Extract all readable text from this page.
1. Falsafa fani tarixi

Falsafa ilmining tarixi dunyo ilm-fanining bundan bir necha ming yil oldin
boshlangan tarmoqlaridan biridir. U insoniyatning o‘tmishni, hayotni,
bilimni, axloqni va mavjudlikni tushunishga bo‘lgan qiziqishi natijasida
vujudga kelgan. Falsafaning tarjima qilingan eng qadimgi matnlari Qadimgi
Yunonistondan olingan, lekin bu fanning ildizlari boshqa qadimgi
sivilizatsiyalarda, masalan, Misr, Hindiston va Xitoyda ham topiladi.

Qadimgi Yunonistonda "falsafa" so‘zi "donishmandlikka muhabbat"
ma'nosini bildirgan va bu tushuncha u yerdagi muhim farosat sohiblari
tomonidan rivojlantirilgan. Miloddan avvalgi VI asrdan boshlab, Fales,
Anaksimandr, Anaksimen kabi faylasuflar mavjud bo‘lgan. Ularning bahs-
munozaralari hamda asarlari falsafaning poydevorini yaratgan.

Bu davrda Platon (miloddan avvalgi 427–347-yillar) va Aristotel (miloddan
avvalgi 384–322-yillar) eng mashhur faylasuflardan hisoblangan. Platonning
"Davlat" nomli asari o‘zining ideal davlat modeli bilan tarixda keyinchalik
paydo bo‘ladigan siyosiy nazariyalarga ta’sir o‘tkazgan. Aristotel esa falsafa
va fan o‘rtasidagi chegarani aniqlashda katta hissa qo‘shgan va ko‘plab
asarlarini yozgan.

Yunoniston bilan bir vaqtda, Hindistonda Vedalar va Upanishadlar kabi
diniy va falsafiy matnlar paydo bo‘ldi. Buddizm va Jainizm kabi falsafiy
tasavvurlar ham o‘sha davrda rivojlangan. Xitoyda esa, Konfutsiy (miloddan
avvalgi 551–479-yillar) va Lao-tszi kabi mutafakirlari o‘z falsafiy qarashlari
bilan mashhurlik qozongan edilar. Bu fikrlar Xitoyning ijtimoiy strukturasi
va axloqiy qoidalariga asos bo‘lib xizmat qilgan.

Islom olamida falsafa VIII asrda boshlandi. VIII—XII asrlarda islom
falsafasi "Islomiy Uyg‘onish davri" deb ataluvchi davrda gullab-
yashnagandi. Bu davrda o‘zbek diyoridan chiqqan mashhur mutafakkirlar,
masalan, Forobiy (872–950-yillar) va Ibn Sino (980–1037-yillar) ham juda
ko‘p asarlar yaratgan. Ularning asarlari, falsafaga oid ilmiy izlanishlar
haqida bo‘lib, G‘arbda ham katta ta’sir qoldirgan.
- - -
DO THIS =>
Write out every line exactly as it stands.

EXERCISE RESULT =>
Extract all readable text from this page.
1. Falsafa fani tarixi

Falsafa ilmining tarixi dunyo ilm-fanining bundan bir necha ming yil oldin
boshlangan tarmoqlaridan biridir. U insoniyatning o‘tmishni, hayotni,
bilimni, axloqni va mavjudlikni tushunishga bo‘lgan qiziqishi natijasida
vujudga kelgan. Falsafaning tarjima qilingan eng qadimgi matnlari Qadimgi
Yunonistondan olingan, lekin bu fanning ildizlari boshqa qadimgi
sivilizatsiyalarda, masalan, Misr, Hindiston va Xitoyda ham topiladi.

Qadimgi Yunonistonda "falsafa" so‘zi "donishmandlikka muhabbat"
ma'nosini bildirgan va bu tushuncha u yerdagi muhim farosat sohiblari
tomonidan rivojlantirilgan. Miloddan avvalgi VI asrdan boshlab, Fales,
Anaksimandr, Anaksimen kabi faylasuflar mavjud bo‘lgan. Ularning bahs-
munozaralari hamda asarlari falsafaning poydevorini yaratgan.

Bu davrda Platon (miloddan avvalgi 427–347-yillar) va Aristotel (miloddan
avvalgi 384–322-yillar) eng mashhur faylasuflardan hisoblangan. Platonning
"Davlat" nomli asari o‘zining ideal davlat modeli bilan tarixda keyinchalik
paydo bo‘ladigan siyosiy nazariyalarga ta’sir o‘tkazgan. Aristotel esa falsafa
va fan o‘rtasidagi chegarani aniqlashda katta hissa qo‘shgan va ko‘plab
asarlarini yozgan.

Yunoniston bilan bir vaqtda, Hindistonda Vedalar va Upanishadlar kabi
diniy va falsafiy matnlar paydo bo‘ldi. Buddizm va Jainizm kabi falsafiy
tasavvurlar ham o‘sha davrda rivojlangan. Xitoyda esa, Konfutsiy (miloddan
avvalgi 551–479-yillar) va Lao-tszi kabi mutafakirlari o‘z falsafiy qarashlari
bilan mashhurlik qozongan edilar. Bu fikrlar Xitoyning ijtimoiy strukturasi
va axloqiy qoidalariga asos bo‘lib xizmat qilgan.

Islom olamida falsafa VIII asrda boshlandi. VIII—XII asrlarda islom
falsafasi "Islomiy Uyg‘onish davri" deb ataluvchi davrda gullab-
yashnagandi. Bu davrda o‘zbek diyoridan chiqqan mashhur mutafakkirlar,
masalan, Forobiy (872–950-yillar) va Ibn Sino (980–1037-yillar) ham juda
ko‘p asarlar yaratgan. Ularning asarlari, falsafaga oid ilmiy izlanishlar
haqida bo‘lib, G‘arbda ham katta ta’sir qoldirgan.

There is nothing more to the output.